■ **STATED TASK**
Output the material below in its entirety, exactly as given.

Dataset excerpt
######

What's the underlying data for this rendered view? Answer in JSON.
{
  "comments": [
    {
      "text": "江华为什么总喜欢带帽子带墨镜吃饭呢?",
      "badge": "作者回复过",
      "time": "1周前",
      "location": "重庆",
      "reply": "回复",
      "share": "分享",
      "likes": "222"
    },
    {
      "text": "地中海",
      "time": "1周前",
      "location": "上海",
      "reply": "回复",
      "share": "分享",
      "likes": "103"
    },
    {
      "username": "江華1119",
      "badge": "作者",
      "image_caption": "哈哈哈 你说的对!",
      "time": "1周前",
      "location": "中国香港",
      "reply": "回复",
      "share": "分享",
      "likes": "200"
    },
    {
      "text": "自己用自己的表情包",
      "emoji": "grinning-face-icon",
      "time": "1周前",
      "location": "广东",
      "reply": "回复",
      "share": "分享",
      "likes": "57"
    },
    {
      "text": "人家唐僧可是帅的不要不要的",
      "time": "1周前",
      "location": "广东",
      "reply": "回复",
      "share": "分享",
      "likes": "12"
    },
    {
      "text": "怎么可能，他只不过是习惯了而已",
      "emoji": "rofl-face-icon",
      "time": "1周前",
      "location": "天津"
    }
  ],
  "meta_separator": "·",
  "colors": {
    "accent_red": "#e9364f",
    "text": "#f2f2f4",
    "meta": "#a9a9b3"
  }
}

######

■ **TASK SOLUTION**
What's the underlying data for this rendered view? Answer in JSON.
{
  "comments": [
    {
      "text": "江华为什么总喜欢带帽子带墨镜吃饭呢?",
      "badge": "作者回复过",
      "time": "1周前",
      "location": "重庆",
      "reply": "回复",
      "share": "分享",
      "likes": "222"
    },
    {
      "text": "地中海",
      "time": "1周前",
      "location": "上海",
      "reply": "回复",
      "share": "分享",
      "likes": "103"
    },
    {
      "username": "江華1119",
      "badge": "作者",
      "image_caption": "哈哈哈 你说的对!",
      "time": "1周前",
      "location": "中国香港",
      "reply": "回复",
      "share": "分享",
      "likes": "200"
    },
    {
      "text": "自己用自己的表情包",
      "emoji": "grinning-face-icon",
      "time": "1周前",
      "location": "广东",
      "reply": "回复",
      "share": "分享",
      "likes": "57"
    },
    {
      "text": "人家唐僧可是帅的不要不要的",
      "time": "1周前",
      "location": "广东",
      "reply": "回复",
      "share": "分享",
      "likes": "12"
    },
    {
      "text": "怎么可能，他只不过是习惯了而已",
      "emoji": "rofl-face-icon",
      "time": "1周前",
      "location": "天津"
    }
  ],
  "meta_separator": "·",
  "colors": {
    "accent_red": "#e9364f",
    "text": "#f2f2f4",
    "meta": "#a9a9b3"
  }
}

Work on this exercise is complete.